### Texte source ###

Dans le Tabasco, le processus est facilité car « les lois existent (…) et il est possible d’attirer de nombreuses jeunes porteuses » en leur proposant par exemple des formations ou en les aidant ensuite à ouvrir des commerces, explique le responsable d’une fondation travaillant sur ce sujet depuis cinq ans.
« Il n’y a pas de loi (fédérale) qui régule (le sujet) et c’est encore une terra incognita, c’est pourquoi il y a tant de problèmes » avec les parents clients, souligne-t-il.
Le Code civil du Tabasco établit qu’en cas de GPA, la maternité revient non à la porteuse, mais à la femme qui a recours à ses services. Dans le cas des couples homosexuels masculins, on enregistrait jusqu’alors la porteuse comme mère, même si elle n’apportait aucun matériel génétique, en la présentant comme la compagne d’un des clients.

###

- _Consignes_
1: Réécrivez le listing depuis sa première ligne jusqu'à la ligne contenant « publisher-info: Uitgever: Microsoft » comprise, en remplaçant « Uitgever » par « Publisher » et sans rien modifier d'autre.
2: Rédigez la suite du texte sur la gestation pour autrui au Tabasco.

### Données de l'exercice ###

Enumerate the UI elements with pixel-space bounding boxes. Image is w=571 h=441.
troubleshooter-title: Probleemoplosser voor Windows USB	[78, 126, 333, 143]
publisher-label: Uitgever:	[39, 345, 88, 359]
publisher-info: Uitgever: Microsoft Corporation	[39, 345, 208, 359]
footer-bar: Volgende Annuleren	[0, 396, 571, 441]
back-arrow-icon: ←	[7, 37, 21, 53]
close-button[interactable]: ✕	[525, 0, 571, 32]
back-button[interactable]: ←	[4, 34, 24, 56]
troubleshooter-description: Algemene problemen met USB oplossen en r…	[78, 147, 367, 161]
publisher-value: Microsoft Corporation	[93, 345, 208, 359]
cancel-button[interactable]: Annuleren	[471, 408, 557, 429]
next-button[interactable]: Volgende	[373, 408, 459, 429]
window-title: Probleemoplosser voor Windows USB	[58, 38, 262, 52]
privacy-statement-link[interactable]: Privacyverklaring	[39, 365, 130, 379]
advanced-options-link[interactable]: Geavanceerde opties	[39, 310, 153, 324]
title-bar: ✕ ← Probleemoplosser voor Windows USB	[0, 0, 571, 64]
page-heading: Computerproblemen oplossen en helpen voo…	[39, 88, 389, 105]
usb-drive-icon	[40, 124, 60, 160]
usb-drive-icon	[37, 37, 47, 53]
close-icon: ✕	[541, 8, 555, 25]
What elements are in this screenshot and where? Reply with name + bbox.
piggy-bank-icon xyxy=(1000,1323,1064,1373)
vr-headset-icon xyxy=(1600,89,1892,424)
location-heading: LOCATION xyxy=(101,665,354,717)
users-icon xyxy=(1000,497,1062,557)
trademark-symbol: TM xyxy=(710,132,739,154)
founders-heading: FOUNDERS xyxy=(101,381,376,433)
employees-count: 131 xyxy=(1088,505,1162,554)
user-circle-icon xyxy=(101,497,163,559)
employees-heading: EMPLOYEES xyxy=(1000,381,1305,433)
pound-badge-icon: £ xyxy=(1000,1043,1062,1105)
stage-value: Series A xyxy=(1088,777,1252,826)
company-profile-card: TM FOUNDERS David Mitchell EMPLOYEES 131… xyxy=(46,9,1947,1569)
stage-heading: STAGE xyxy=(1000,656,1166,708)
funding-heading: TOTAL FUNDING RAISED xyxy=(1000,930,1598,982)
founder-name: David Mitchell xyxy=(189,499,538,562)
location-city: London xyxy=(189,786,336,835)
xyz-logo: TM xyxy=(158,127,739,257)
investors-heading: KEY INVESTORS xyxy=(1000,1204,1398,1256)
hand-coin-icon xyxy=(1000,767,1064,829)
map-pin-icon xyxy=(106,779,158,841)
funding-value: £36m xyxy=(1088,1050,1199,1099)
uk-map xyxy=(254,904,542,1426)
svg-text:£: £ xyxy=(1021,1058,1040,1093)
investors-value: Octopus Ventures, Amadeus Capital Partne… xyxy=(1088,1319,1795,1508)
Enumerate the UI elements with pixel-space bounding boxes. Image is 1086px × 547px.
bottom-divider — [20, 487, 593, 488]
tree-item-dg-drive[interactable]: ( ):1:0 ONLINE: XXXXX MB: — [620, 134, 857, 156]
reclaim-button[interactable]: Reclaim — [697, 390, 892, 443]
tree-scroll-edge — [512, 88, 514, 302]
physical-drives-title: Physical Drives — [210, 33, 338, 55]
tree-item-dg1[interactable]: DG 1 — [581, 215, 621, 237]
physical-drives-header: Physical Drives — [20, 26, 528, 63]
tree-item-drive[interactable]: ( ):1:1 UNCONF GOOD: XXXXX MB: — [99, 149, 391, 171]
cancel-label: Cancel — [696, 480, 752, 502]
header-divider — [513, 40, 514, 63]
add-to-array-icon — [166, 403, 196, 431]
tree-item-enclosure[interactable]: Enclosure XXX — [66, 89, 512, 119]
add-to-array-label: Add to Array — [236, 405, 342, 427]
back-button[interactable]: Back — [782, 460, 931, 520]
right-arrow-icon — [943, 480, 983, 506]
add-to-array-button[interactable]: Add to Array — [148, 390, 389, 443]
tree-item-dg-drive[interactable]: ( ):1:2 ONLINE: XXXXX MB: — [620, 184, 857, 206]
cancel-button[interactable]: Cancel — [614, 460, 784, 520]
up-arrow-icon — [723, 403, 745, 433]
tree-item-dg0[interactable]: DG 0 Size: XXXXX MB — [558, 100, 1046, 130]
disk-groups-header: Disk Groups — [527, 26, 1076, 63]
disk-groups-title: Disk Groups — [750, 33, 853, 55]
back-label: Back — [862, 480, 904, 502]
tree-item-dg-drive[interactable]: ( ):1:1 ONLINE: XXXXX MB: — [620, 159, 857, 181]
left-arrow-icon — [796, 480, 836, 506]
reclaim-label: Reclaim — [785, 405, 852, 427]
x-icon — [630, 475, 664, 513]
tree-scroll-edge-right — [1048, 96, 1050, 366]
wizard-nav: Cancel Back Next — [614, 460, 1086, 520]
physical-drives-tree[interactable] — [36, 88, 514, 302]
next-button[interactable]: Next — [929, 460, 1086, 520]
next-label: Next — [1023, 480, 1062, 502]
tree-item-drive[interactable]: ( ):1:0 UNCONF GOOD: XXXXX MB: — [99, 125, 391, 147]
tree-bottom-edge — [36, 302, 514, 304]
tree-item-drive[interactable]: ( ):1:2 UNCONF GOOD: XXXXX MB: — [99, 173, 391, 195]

###

- _Corrigé_
1:
Enumerate the UI elements with pixel-space bounding boxes. Image is w=571 h=441.
troubleshooter-title: Probleemoplosser voor Windows USB	[78, 126, 333, 143]
publisher-label: Publisher:	[39, 345, 88, 359]
publisher-info: Publisher: Microsoft Corporation	[39, 345, 208, 359]

2:
Ensuite, la mère devait renoncer à ses droits sur l’enfant et le donner en adoption à l’autre membre du couple, mais si elle ne le faisait pas, la loi mexicaine lui accordait toute autorité sur l’enfant, ce à quoi elle avait renoncé par contrat.
Luis et Antonio ont été les premiers au Mexique à vouloir s’épargner ce risque.
« Si nous avions su que nous devions mentir sur les registres, nous aurions préféré continuer à économiser et faire ça aux Etats-Unis. Nous nous sentons impuissants », soupire Luis.